> _WHAT THIS TASK INVOLVES_
Quote the full listing word for word.

> _RECORDS TO PROCESS_

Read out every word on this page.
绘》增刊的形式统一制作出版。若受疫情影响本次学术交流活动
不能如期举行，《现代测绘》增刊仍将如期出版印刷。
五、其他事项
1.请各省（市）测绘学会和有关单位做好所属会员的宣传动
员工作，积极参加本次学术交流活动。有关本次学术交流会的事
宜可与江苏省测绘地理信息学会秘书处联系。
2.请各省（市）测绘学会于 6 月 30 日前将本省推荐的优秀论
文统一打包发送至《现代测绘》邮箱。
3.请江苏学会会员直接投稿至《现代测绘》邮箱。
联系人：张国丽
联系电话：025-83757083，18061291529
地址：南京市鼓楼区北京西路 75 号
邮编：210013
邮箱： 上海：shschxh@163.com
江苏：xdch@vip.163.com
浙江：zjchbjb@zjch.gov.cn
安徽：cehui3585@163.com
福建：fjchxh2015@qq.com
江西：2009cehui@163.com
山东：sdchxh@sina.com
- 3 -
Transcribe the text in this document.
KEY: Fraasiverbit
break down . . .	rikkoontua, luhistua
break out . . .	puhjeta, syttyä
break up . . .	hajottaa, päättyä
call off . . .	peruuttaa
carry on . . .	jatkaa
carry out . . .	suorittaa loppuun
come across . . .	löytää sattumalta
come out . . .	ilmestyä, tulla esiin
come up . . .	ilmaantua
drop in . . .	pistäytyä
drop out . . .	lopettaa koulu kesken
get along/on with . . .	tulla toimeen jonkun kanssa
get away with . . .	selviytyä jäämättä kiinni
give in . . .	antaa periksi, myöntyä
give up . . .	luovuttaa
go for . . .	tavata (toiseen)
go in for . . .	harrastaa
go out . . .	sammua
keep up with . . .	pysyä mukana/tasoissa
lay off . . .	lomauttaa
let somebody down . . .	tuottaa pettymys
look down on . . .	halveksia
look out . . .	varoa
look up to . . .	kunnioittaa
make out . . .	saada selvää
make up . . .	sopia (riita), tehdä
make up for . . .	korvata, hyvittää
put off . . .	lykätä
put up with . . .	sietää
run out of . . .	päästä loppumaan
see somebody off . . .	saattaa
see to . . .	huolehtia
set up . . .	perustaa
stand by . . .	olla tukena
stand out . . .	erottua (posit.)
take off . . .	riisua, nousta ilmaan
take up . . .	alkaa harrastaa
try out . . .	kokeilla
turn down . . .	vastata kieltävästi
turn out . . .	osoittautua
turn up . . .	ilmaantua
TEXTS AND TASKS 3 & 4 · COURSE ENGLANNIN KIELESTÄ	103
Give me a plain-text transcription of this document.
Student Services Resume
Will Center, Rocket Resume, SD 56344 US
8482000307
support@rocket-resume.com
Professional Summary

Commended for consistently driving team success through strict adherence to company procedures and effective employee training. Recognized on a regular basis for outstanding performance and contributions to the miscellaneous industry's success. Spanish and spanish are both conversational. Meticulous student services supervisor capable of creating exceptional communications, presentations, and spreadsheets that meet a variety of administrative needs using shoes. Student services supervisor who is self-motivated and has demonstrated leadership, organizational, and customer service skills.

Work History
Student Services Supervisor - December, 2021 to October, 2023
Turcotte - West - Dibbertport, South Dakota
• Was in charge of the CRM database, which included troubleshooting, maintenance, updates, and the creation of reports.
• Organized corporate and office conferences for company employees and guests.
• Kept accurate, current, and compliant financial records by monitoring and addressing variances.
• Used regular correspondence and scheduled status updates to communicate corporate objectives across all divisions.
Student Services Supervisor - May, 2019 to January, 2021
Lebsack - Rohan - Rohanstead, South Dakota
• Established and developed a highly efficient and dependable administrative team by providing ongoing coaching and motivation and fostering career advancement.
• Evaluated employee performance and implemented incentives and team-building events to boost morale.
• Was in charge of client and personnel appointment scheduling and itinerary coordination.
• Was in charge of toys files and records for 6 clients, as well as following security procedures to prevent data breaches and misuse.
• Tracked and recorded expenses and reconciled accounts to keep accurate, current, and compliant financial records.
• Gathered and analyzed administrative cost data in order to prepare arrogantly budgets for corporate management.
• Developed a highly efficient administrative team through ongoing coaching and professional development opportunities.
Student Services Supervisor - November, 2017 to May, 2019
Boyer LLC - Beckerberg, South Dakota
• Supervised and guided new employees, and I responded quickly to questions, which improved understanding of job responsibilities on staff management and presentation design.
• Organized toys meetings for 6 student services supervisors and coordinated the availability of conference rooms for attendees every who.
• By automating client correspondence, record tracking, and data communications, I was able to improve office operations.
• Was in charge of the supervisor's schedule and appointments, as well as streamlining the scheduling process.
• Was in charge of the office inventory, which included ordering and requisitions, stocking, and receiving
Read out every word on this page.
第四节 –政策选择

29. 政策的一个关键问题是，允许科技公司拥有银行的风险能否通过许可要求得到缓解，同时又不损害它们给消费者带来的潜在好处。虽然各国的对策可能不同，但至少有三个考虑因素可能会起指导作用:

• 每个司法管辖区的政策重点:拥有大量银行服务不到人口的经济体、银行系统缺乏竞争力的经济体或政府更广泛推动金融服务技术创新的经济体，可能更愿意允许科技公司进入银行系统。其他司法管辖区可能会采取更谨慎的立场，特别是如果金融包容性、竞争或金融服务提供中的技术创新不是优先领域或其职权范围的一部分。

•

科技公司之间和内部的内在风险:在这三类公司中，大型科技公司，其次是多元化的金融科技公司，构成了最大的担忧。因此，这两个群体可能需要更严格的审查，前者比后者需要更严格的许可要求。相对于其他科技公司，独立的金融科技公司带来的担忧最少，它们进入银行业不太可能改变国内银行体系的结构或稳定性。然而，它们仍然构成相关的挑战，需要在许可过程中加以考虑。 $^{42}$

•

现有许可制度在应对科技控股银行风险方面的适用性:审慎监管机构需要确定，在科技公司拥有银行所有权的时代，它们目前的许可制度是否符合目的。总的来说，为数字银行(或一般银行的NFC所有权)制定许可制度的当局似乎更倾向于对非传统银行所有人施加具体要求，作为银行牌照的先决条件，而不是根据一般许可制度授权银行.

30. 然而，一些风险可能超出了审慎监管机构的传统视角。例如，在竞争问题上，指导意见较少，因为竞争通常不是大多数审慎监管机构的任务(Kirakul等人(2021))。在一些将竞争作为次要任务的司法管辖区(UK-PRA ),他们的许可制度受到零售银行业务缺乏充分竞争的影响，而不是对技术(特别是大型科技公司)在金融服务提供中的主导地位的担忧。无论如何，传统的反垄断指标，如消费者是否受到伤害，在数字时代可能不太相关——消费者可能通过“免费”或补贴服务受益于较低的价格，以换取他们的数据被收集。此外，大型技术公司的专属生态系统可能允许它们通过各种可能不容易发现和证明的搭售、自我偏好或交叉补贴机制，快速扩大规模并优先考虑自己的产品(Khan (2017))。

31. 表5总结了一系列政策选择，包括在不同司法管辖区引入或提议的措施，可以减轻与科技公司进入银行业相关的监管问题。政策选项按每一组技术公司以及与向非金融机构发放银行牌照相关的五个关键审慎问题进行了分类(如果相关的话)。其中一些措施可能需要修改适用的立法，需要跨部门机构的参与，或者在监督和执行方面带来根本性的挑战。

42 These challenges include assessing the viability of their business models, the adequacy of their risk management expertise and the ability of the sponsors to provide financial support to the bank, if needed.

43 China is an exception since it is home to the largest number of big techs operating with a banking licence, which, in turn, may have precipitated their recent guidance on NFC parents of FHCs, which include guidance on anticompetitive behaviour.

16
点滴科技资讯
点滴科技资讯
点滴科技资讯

> _WRITTEN ANSWER_
Read out every word on this page.
绘》增刊的形式统一制作出版。若受疫情影响本次学术交流活动
不能如期举行，《现代测绘》增刊仍将如期出版印刷。
五、其他事项
1.请各省（市）测绘学会和有关单位做好所属会员的宣传动
员工作，积极参加本次学术交流活动。有关本次学术交流会的事
宜可与江苏省测绘地理信息学会秘书处联系。
2.请各省（市）测绘学会于 6 月 30 日前将本省推荐的优秀论
文统一打包发送至《现代测绘》邮箱。
3.请江苏学会会员直接投稿至《现代测绘》邮箱。
联系人：张国丽
联系电话：025-83757083，18061291529
地址：南京市鼓楼区北京西路 75 号
邮编：210013
邮箱： 上海：shschxh@163.com
江苏：xdch@vip.163.com
浙江：zjchbjb@zjch.gov.cn
安徽：cehui3585@163.com
福建：fjchxh2015@qq.com
江西：2009cehui@163.com
山东：sdchxh@sina.com
- 3 -
Transcribe the text in this document.
KEY: Fraasiverbit
break down . . .	rikkoontua, luhistua
break out . . .	puhjeta, syttyä
break up . . .	hajottaa, päättyä
call off . . .	peruuttaa
carry on . . .	jatkaa
carry out . . .	suorittaa loppuun
come across . . .	löytää sattumalta
come out . . .	ilmestyä, tulla esiin
come up . . .	ilmaantua
drop in . . .	pistäytyä
drop out . . .	lopettaa koulu kesken
get along/on with . . .	tulla toimeen jonkun kanssa
get away with . . .	selviytyä jäämättä kiinni
give in . . .	antaa periksi, myöntyä
give up . . .	luovuttaa
go for . . .	tavata (toiseen)
go in for . . .	harrastaa
go out . . .	sammua
keep up with . . .	pysyä mukana/tasoissa
lay off . . .	lomauttaa
let somebody down . . .	tuottaa pettymys
look down on . . .	halveksia
look out . . .	varoa
look up to . . .	kunnioittaa
make out . . .	saada selvää
make up . . .	sopia (riita), tehdä
make up for . . .	korvata, hyvittää
put off . . .	lykätä
put up with . . .	sietää
run out of . . .	päästä loppumaan
see somebody off . . .	saattaa
see to . . .	huolehtia
set up . . .	perustaa
stand by . . .	olla tukena
stand out . . .	erottua (posit.)
take off . . .	riisua, nousta ilmaan
take up . . .	alkaa harrastaa
try out . . .	kokeilla
turn down . . .	vastata kieltävästi
turn out . . .	osoittautua
turn up . . .	ilmaantua
TEXTS AND TASKS 3 & 4 · COURSE ENGLANNIN KIELESTÄ	103
Give me a plain-text transcription of this document.
Student Services Resume
Will Center, Rocket Resume, SD 56344 US
8482000307
support@rocket-resume.com
Professional Summary

Commended for consistently driving team success through strict adherence to company procedures and effective employee training. Recognized on a regular basis for outstanding performance and contributions to the miscellaneous industry's success. Spanish and spanish are both conversational. Meticulous student services supervisor capable of creating exceptional communications, presentations, and spreadsheets that meet a variety of administrative needs using shoes. Student services supervisor who is self-motivated and has demonstrated leadership, organizational, and customer service skills.

Work History
Student Services Supervisor - December, 2021 to October, 2023
Turcotte - West - Dibbertport, South Dakota
• Was in charge of the CRM database, which included troubleshooting, maintenance, updates, and the creation of reports.
• Organized corporate and office conferences for company employees and guests.
• Kept accurate, current, and compliant financial records by monitoring and addressing variances.
• Used regular correspondence and scheduled status updates to communicate corporate objectives across all divisions.
Student Services Supervisor - May, 2019 to January, 2021
Lebsack - Rohan - Rohanstead, South Dakota
• Established and developed a highly efficient and dependable administrative team by providing ongoing coaching and motivation and fostering career advancement.
• Evaluated employee performance and implemented incentives and team-building events to boost morale.
• Was in charge of client and personnel appointment scheduling and itinerary coordination.
• Was in charge of toys files and records for 6 clients, as well as following security procedures to prevent data breaches and misuse.
• Tracked and recorded expenses and reconciled accounts to keep accurate, current, and compliant financial records.
• Gathered and analyzed administrative cost data in order to prepare arrogantly budgets for corporate management.
• Developed a highly efficient administrative team through ongoing coaching and professional development opportunities.
Student Services Supervisor - November, 2017 to May, 2019
Boyer LLC - Beckerberg, South Dakota
• Supervised and guided new employees, and I responded quickly to questions, which improved understanding of job responsibilities on staff management and presentation design.
• Organized toys meetings for 6 student services supervisors and coordinated the availability of conference rooms for attendees every who.
• By automating client correspondence, record tracking, and data communications, I was able to improve office operations.
• Was in charge of the supervisor's schedule and appointments, as well as streamlining the scheduling process.
• Was in charge of the office inventory, which included ordering and requisitions, stocking, and receiving
Read out every word on this page.
第四节 –政策选择

29. 政策的一个关键问题是，允许科技公司拥有银行的风险能否通过许可要求得到缓解，同时又不损害它们给消费者带来的潜在好处。虽然各国的对策可能不同，但至少有三个考虑因素可能会起指导作用:

• 每个司法管辖区的政策重点:拥有大量银行服务不到人口的经济体、银行系统缺乏竞争力的经济体或政府更广泛推动金融服务技术创新的经济体，可能更愿意允许科技公司进入银行系统。其他司法管辖区可能会采取更谨慎的立场，特别是如果金融包容性、竞争或金融服务提供中的技术创新不是优先领域或其职权范围的一部分。

•

科技公司之间和内部的内在风险:在这三类公司中，大型科技公司，其次是多元化的金融科技公司，构成了最大的担忧。因此，这两个群体可能需要更严格的审查，前者比后者需要更严格的许可要求。相对于其他科技公司，独立的金融科技公司带来的担忧最少，它们进入银行业不太可能改变国内银行体系的结构或稳定性。然而，它们仍然构成相关的挑战，需要在许可过程中加以考虑。 $^{42}$

•

现有许可制度在应对科技控股银行风险方面的适用性:审慎监管机构需要确定，在科技公司拥有银行所有权的时代，它们目前的许可制度是否符合目的。总的来说，为数字银行(或一般银行的NFC所有权)制定许可制度的当局似乎更倾向于对非传统银行所有人施加具体要求，作为银行牌照的先决条件，而不是根据一般许可制度授权银行.

30. 然而，一些风险可能超出了审慎监管机构的传统视角。例如，在竞争问题上，指导意见较少，因为竞争通常不是大多数审慎监管机构的任务(Kirakul等人(2021))。在一些将竞争作为次要任务的司法管辖区(UK-PRA ),他们的许可制度受到零售银行业务缺乏充分竞争的影响，而不是对技术(特别是大型科技公司)在金融服务提供中的主导地位的担忧。无论如何，传统的反垄断指标，如消费者是否受到伤害，在数字时代可能不太相关——消费者可能通过“免费”或补贴服务受益于较低的价格，以换取他们的数据被收集。此外，大型技术公司的专属生态系统可能允许它们通过各种可能不容易发现和证明的搭售、自我偏好或交叉补贴机制，快速扩大规模并优先考虑自己的产品(Khan (2017))。

31. 表5总结了一系列政策选择，包括在不同司法管辖区引入或提议的措施，可以减轻与科技公司进入银行业相关的监管问题。政策选项按每一组技术公司以及与向非金融机构发放银行牌照相关的五个关键审慎问题进行了分类(如果相关的话)。其中一些措施可能需要修改适用的立法，需要跨部门机构的参与，或者在监督和执行方面带来根本性的挑战。

42 These challenges include assessing the viability of their business models, the adequacy of their risk management expertise and the ability of the sponsors to provide financial support to the bank, if needed.

43 China is an exception since it is home to the largest number of big techs operating with a banking licence, which, in turn, may have precipitated their recent guidance on NFC parents of FHCs, which include guidance on anticompetitive behaviour.

16
点滴科技资讯
点滴科技资讯
点滴科技资讯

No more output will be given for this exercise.